## Given problem
Reply with one number: how many lines contain the word "Plays".

[Stored data entries]
'''
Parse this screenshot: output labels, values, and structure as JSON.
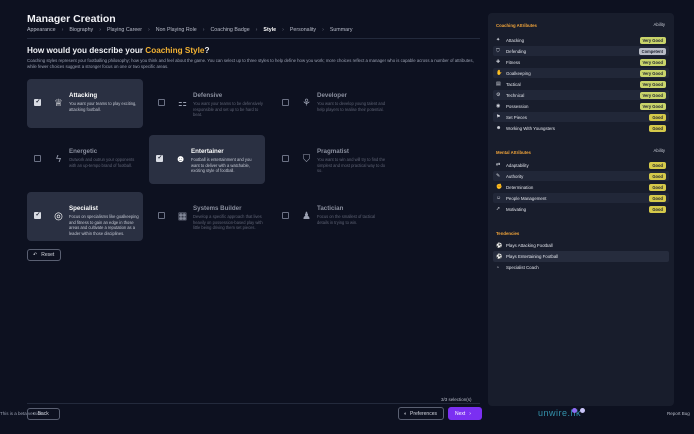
{
  "header": {
    "title": "Manager Creation",
    "breadcrumb": [
      "Appearance",
      "Biography",
      "Playing Career",
      "Non Playing Role",
      "Coaching Badge",
      "Style",
      "Personality",
      "Summary"
    ]
  },
  "question": {
    "prefix": "How would you describe your ",
    "highlight": "Coaching Style",
    "suffix": "?"
  },
  "description": "Coaching styles represent your footballing philosophy; how you think and feel about the game. You can select up to three styles to help define how you work; more choices reflect a manager who is capable across a number of attributes, while fewer choices suggest a stronger focus on one or two specific areas.",
  "styles": [
    {
      "name": "Attacking",
      "text": "You want your teams to play exciting, attacking football.",
      "selected": true,
      "icon": "trophy-icon"
    },
    {
      "name": "Defensive",
      "text": "You want your teams to be defensively responsible and set up to be hard to beat.",
      "selected": false,
      "icon": "tactics-board-icon"
    },
    {
      "name": "Developer",
      "text": "You want to develop young talent and help players to realise their potential.",
      "selected": false,
      "icon": "sprout-icon"
    },
    {
      "name": "Energetic",
      "text": "Outwork and outrun your opponents with an up-tempo brand of football.",
      "selected": false,
      "icon": "lightning-icon"
    },
    {
      "name": "Entertainer",
      "text": "Football is entertainment and you want to deliver with a watchable, exciting style of football.",
      "selected": true,
      "icon": "smile-icon"
    },
    {
      "name": "Pragmatist",
      "text": "You want to win and will try to find the simplest and most practical way to do so.",
      "selected": false,
      "icon": "shield-icon"
    },
    {
      "name": "Specialist",
      "text": "Focus on specialisms like goalkeeping and fitness to gain an edge in those areas and cultivate a reputation as a leader within those disciplines.",
      "selected": true,
      "icon": "target-icon"
    },
    {
      "name": "Systems Builder",
      "text": "Develop a specific approach that lives heavily on possession-based play with little being driving them set pieces.",
      "selected": false,
      "icon": "blocks-icon"
    },
    {
      "name": "Tactician",
      "text": "Focus on the smallest of tactical details in trying to win.",
      "selected": false,
      "icon": "pieces-icon"
    }
  ],
  "buttons": {
    "reset": "Reset",
    "back": "Back",
    "preferences": "Preferences",
    "next": "Next"
  },
  "selection_count": "3/3 selection(s)",
  "beta_text": "This is a beta version",
  "report_bug": "Report Bug",
  "watermark": "unwire.hk",
  "panel": {
    "coaching_header": "Coaching Attributes",
    "ability_label": "Ability",
    "coaching": [
      {
        "name": "Attacking",
        "badge": "Very Good",
        "level": "vg"
      },
      {
        "name": "Defending",
        "badge": "Competent",
        "level": "c"
      },
      {
        "name": "Fitness",
        "badge": "Very Good",
        "level": "vg"
      },
      {
        "name": "Goalkeeping",
        "badge": "Very Good",
        "level": "vg"
      },
      {
        "name": "Tactical",
        "badge": "Very Good",
        "level": "vg"
      },
      {
        "name": "Technical",
        "badge": "Very Good",
        "level": "vg"
      },
      {
        "name": "Possession",
        "badge": "Very Good",
        "level": "vg"
      },
      {
        "name": "Set Pieces",
        "badge": "Good",
        "level": "g"
      },
      {
        "name": "Working With Youngsters",
        "badge": "Good",
        "level": "g"
      }
    ],
    "mental_header": "Mental Attributes",
    "mental": [
      {
        "name": "Adaptability",
        "badge": "Good",
        "level": "g"
      },
      {
        "name": "Authority",
        "badge": "Good",
        "level": "g"
      },
      {
        "name": "Determination",
        "badge": "Good",
        "level": "g"
      },
      {
        "name": "People Management",
        "badge": "Good",
        "level": "g"
      },
      {
        "name": "Motivating",
        "badge": "Good",
        "level": "g"
      }
    ],
    "tendencies_header": "Tendencies",
    "tendencies": [
      "Plays Attacking Football",
      "Plays Entertaining Football",
      "Specialist Coach"
    ]
  },
  "colors": {
    "accent": "#7b2ff2",
    "highlight": "#f2b233",
    "background": "#0d1120",
    "panel": "#181d2c"
  }
}
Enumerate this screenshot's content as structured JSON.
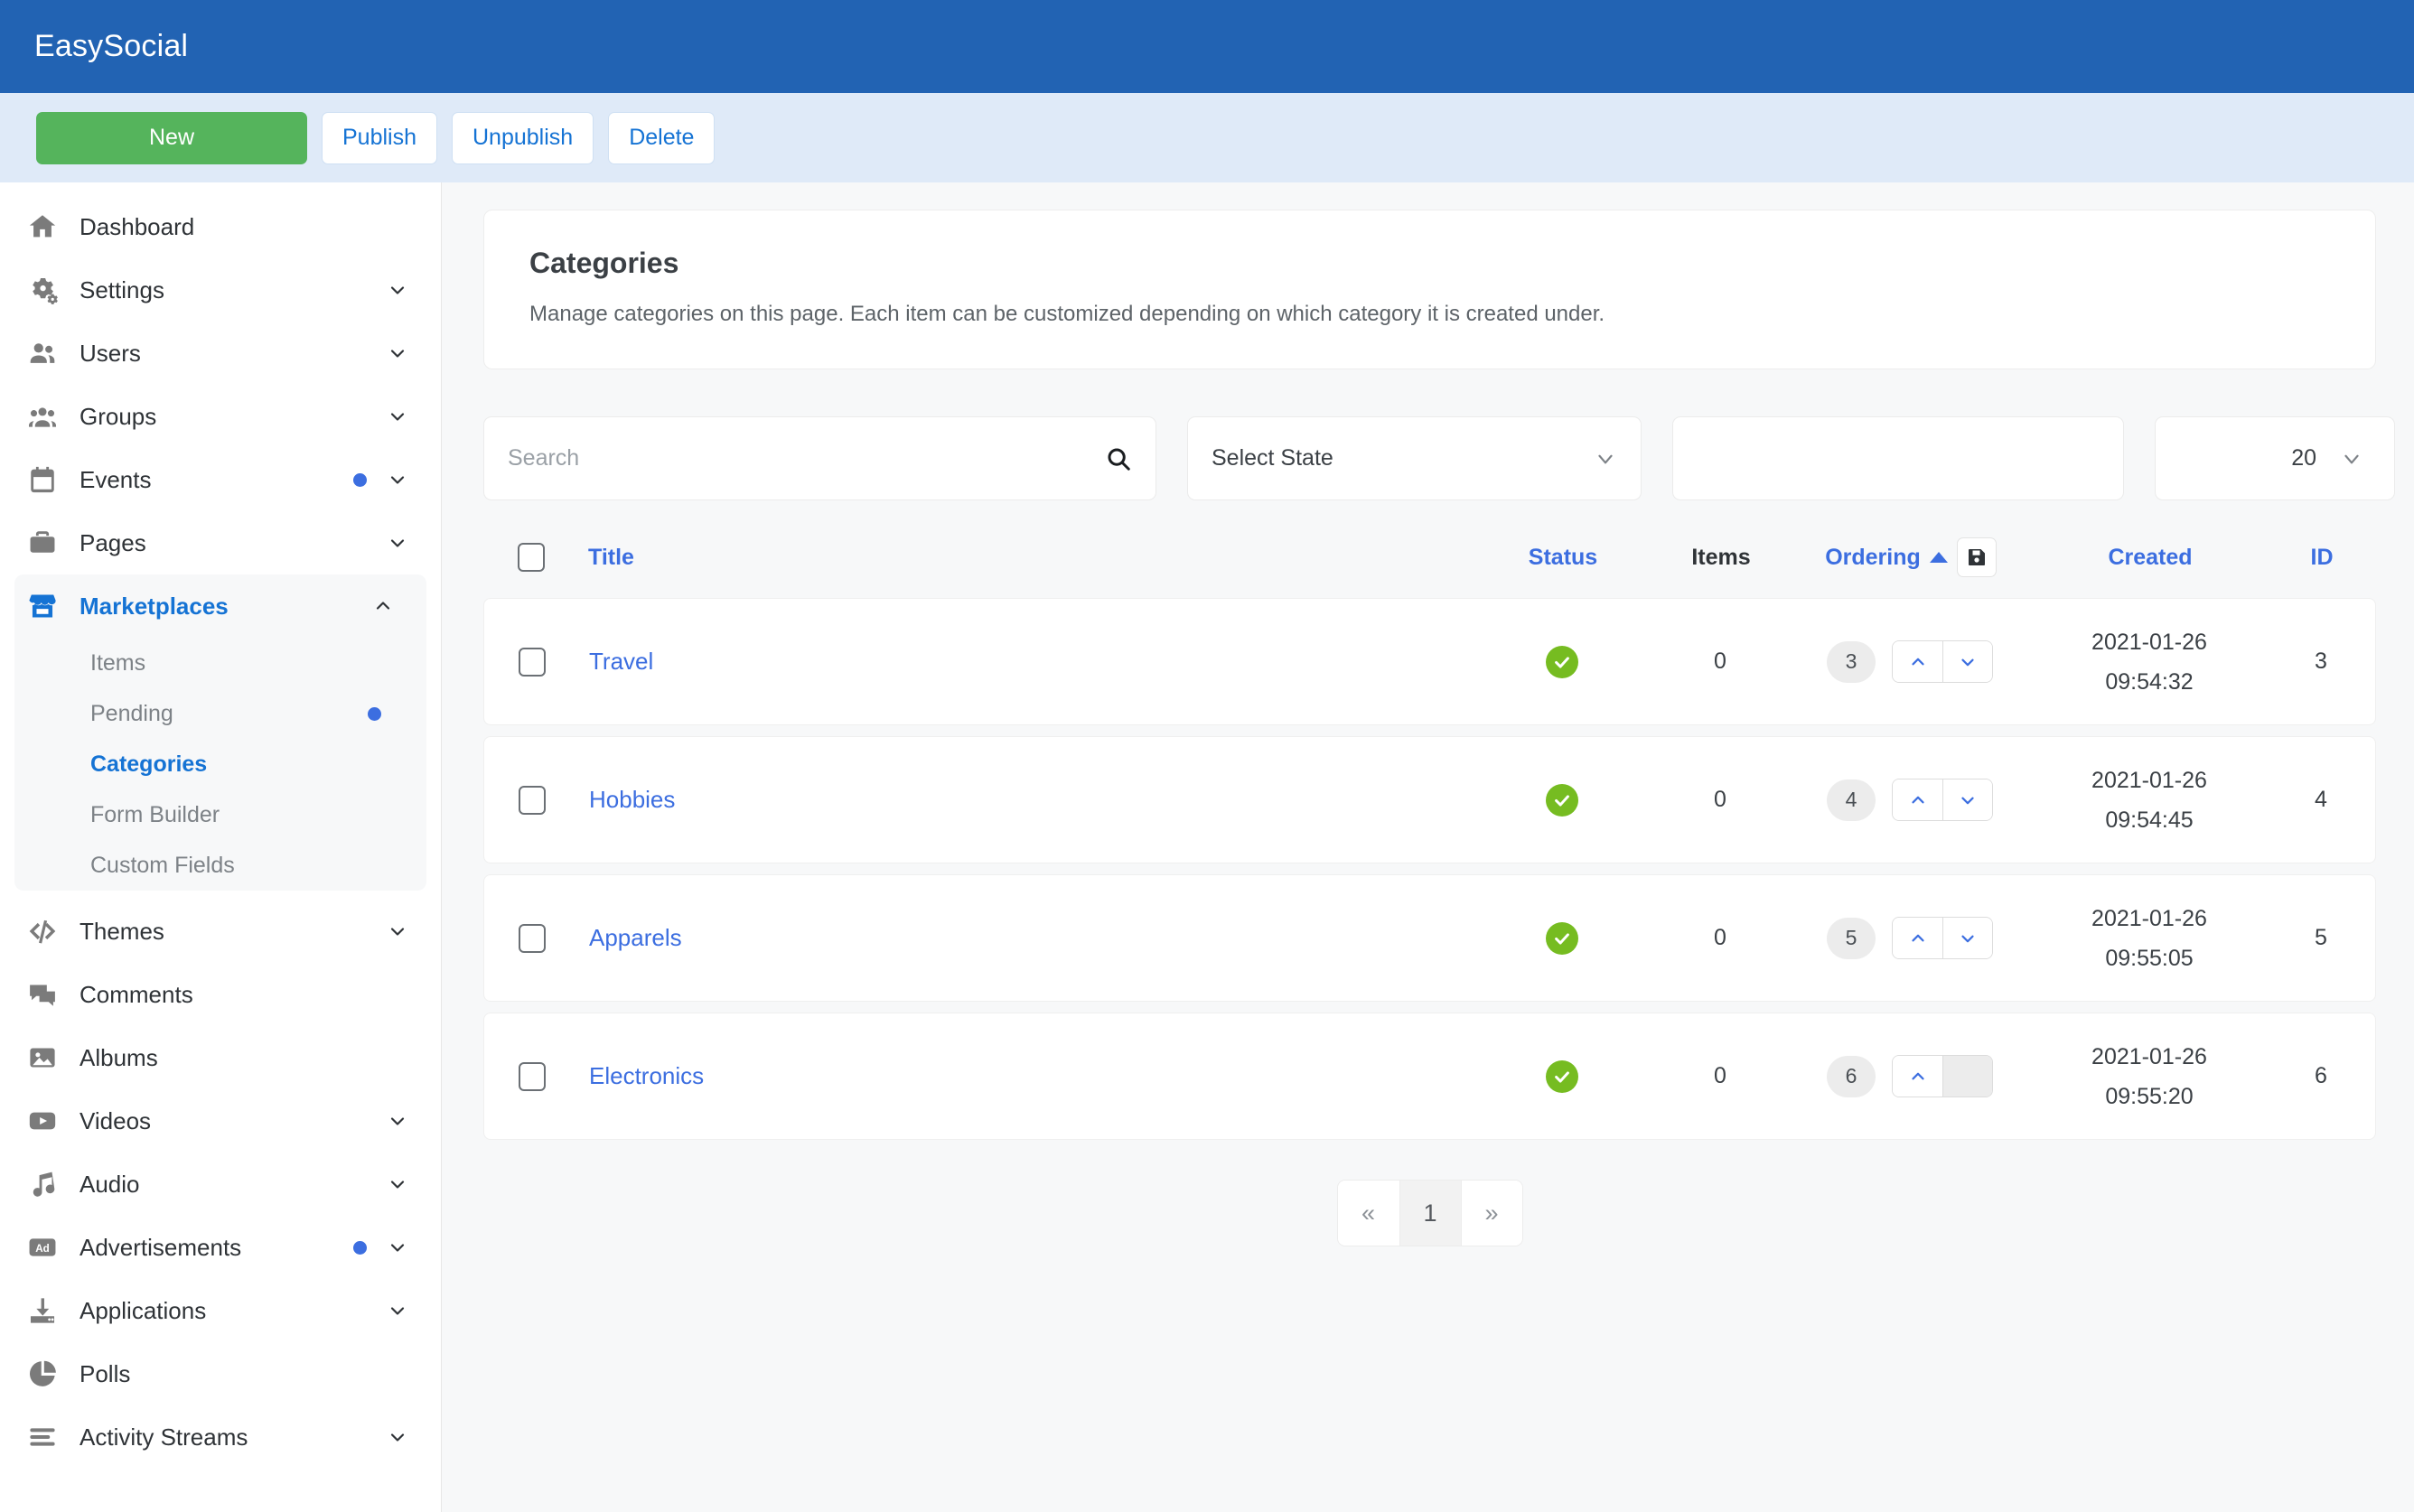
{
  "brand": {
    "title": "EasySocial"
  },
  "toolbar": {
    "new_label": "New",
    "publish_label": "Publish",
    "unpublish_label": "Unpublish",
    "delete_label": "Delete"
  },
  "sidebar": {
    "items": [
      {
        "label": "Dashboard",
        "icon": "home-icon",
        "chevron": "none",
        "dot": false
      },
      {
        "label": "Settings",
        "icon": "gears-icon",
        "chevron": "down",
        "dot": false
      },
      {
        "label": "Users",
        "icon": "users-icon",
        "chevron": "down",
        "dot": false
      },
      {
        "label": "Groups",
        "icon": "groups-icon",
        "chevron": "down",
        "dot": false
      },
      {
        "label": "Events",
        "icon": "calendar-icon",
        "chevron": "down",
        "dot": true
      },
      {
        "label": "Pages",
        "icon": "briefcase-icon",
        "chevron": "down",
        "dot": false
      },
      {
        "label": "Marketplaces",
        "icon": "storefront-icon",
        "chevron": "up",
        "dot": false,
        "active": true
      },
      {
        "label": "Themes",
        "icon": "code-icon",
        "chevron": "down",
        "dot": false
      },
      {
        "label": "Comments",
        "icon": "comments-icon",
        "chevron": "none",
        "dot": false
      },
      {
        "label": "Albums",
        "icon": "image-icon",
        "chevron": "none",
        "dot": false
      },
      {
        "label": "Videos",
        "icon": "video-icon",
        "chevron": "down",
        "dot": false
      },
      {
        "label": "Audio",
        "icon": "music-icon",
        "chevron": "down",
        "dot": false
      },
      {
        "label": "Advertisements",
        "icon": "ad-icon",
        "chevron": "down",
        "dot": true
      },
      {
        "label": "Applications",
        "icon": "download-icon",
        "chevron": "down",
        "dot": false
      },
      {
        "label": "Polls",
        "icon": "pie-chart-icon",
        "chevron": "none",
        "dot": false
      },
      {
        "label": "Activity Streams",
        "icon": "stream-icon",
        "chevron": "down",
        "dot": false
      }
    ],
    "marketplaces_submenu": [
      {
        "label": "Items",
        "dot": false,
        "active": false
      },
      {
        "label": "Pending",
        "dot": true,
        "active": false
      },
      {
        "label": "Categories",
        "dot": false,
        "active": true
      },
      {
        "label": "Form Builder",
        "dot": false,
        "active": false
      },
      {
        "label": "Custom Fields",
        "dot": false,
        "active": false
      }
    ]
  },
  "page": {
    "title": "Categories",
    "description": "Manage categories on this page. Each item can be customized depending on which category it is created under."
  },
  "filters": {
    "search_placeholder": "Search",
    "search_value": "",
    "search_icon": "search-icon",
    "state_label": "Select State",
    "blank_value": "",
    "limit_value": "20"
  },
  "table": {
    "headers": {
      "title": "Title",
      "status": "Status",
      "items": "Items",
      "ordering": "Ordering",
      "created": "Created",
      "id": "ID"
    },
    "sort_direction": "asc",
    "save_order_icon": "save-icon",
    "rows": [
      {
        "title": "Travel",
        "status": "published",
        "items": "0",
        "ordering": "3",
        "created_date": "2021-01-26",
        "created_time": "09:54:32",
        "id": "3",
        "can_move_up": true,
        "can_move_down": true
      },
      {
        "title": "Hobbies",
        "status": "published",
        "items": "0",
        "ordering": "4",
        "created_date": "2021-01-26",
        "created_time": "09:54:45",
        "id": "4",
        "can_move_up": true,
        "can_move_down": true
      },
      {
        "title": "Apparels",
        "status": "published",
        "items": "0",
        "ordering": "5",
        "created_date": "2021-01-26",
        "created_time": "09:55:05",
        "id": "5",
        "can_move_up": true,
        "can_move_down": true
      },
      {
        "title": "Electronics",
        "status": "published",
        "items": "0",
        "ordering": "6",
        "created_date": "2021-01-26",
        "created_time": "09:55:20",
        "id": "6",
        "can_move_up": true,
        "can_move_down": false
      }
    ]
  },
  "pagination": {
    "first_label": "«",
    "last_label": "»",
    "pages": [
      "1"
    ],
    "current": "1"
  },
  "colors": {
    "brand_blue": "#2263b3",
    "toolbar_blue": "#dfeaf8",
    "new_green": "#55b45c",
    "link_blue": "#3c6ee0",
    "status_green": "#76bc21",
    "dot_blue": "#3c6ee0"
  }
}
'''
## Written solution
2